● Objective: Copy the data below, starting at its first line and ending with the line that contains "24-hour … [92,34,547,49]". Include that line and nothing after it.

● Provided material:
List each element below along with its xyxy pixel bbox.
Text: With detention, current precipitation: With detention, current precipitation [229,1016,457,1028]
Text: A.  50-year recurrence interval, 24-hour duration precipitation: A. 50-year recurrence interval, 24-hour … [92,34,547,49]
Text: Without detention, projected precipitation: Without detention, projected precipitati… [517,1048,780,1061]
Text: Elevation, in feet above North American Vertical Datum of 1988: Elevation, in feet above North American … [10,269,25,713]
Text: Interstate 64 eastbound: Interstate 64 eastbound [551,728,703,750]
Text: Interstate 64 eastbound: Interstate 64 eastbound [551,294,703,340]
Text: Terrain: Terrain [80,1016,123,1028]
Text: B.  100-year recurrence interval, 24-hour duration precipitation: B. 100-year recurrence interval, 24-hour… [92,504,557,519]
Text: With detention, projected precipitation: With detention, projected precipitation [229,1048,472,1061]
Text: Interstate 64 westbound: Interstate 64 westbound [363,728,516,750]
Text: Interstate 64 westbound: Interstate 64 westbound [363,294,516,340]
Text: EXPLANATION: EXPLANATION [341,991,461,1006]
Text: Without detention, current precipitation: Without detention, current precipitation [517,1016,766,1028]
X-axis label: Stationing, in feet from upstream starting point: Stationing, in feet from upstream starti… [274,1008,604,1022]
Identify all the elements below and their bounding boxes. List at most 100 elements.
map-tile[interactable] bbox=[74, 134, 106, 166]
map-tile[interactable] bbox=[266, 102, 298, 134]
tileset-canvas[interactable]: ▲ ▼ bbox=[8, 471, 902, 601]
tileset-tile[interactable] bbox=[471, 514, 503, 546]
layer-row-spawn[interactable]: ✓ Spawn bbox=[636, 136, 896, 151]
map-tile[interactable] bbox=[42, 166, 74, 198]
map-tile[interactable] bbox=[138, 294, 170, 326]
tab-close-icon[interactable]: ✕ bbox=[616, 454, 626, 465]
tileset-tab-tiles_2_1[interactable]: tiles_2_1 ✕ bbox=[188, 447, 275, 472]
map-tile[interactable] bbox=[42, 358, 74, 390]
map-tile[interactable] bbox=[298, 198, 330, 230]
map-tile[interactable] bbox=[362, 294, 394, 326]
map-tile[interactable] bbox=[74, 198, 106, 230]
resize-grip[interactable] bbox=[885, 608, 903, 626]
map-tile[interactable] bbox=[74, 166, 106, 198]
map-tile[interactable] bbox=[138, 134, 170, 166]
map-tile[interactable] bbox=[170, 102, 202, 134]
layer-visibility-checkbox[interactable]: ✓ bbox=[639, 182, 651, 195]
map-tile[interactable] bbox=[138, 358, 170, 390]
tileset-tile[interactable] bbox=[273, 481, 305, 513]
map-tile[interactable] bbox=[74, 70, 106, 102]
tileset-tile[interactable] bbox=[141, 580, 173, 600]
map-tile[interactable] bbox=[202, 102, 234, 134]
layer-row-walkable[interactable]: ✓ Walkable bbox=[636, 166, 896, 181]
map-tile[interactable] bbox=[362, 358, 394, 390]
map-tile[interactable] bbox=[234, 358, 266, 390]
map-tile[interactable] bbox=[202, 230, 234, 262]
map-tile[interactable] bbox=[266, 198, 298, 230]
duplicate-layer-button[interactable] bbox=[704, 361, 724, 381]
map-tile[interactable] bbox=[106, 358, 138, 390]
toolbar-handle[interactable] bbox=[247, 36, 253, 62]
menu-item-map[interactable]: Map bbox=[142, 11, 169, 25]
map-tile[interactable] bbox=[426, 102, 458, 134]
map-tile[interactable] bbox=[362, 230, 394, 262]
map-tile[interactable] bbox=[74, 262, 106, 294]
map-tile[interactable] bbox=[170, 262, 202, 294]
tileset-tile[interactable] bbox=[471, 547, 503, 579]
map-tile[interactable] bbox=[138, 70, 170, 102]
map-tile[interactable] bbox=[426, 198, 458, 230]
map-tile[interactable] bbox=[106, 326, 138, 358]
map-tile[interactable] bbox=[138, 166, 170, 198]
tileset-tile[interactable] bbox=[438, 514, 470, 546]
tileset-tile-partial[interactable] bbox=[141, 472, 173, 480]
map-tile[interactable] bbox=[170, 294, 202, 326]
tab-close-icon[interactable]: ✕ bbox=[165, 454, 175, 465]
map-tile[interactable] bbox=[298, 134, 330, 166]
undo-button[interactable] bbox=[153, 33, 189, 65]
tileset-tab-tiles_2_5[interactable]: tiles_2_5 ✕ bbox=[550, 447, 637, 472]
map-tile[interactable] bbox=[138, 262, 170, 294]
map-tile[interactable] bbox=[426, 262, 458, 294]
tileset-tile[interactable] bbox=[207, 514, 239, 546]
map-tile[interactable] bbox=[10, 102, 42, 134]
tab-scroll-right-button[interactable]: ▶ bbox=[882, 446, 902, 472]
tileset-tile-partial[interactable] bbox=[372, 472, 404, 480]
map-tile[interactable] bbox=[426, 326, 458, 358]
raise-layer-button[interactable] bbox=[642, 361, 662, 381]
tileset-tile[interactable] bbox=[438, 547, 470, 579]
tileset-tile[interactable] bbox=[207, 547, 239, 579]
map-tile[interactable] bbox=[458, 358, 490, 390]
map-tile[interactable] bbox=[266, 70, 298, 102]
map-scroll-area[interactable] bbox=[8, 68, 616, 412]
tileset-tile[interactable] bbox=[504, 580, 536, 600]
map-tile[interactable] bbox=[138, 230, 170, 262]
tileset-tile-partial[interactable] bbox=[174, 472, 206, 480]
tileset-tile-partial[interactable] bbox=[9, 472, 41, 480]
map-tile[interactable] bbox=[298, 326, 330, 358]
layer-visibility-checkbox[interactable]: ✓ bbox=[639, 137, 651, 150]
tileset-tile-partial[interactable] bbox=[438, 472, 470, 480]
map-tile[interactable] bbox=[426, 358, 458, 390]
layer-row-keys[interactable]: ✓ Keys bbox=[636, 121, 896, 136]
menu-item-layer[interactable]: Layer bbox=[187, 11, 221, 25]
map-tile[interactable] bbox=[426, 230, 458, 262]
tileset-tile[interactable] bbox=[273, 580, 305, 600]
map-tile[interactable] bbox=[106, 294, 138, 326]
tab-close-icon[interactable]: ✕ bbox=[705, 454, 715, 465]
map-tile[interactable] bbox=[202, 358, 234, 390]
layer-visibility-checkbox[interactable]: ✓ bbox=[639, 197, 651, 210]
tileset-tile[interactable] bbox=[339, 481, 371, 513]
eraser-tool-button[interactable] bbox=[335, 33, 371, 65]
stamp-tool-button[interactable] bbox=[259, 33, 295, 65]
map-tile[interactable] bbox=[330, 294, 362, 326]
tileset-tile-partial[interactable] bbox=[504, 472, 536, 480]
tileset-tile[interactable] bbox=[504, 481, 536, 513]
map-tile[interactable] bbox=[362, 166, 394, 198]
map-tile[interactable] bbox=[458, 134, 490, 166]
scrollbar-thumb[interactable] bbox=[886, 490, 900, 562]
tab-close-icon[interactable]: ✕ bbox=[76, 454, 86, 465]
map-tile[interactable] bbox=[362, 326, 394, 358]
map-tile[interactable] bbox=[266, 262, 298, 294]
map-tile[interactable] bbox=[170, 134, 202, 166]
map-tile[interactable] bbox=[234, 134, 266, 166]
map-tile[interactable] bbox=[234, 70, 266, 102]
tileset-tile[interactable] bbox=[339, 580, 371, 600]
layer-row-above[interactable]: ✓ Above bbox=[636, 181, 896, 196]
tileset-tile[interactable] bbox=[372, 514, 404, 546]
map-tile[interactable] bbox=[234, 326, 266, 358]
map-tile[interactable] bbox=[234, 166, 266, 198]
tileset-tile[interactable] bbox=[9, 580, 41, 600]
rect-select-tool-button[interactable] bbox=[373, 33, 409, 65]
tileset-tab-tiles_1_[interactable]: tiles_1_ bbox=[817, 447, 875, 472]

● Answer to this task:
List each element below along with its xyxy pixel bbox.
Text: With detention, current precipitation: With detention, current precipitation [229,1016,457,1028]
Text: A.  50-year recurrence interval, 24-hour duration precipitation: A. 50-year recurrence interval, 24-hour … [92,34,547,49]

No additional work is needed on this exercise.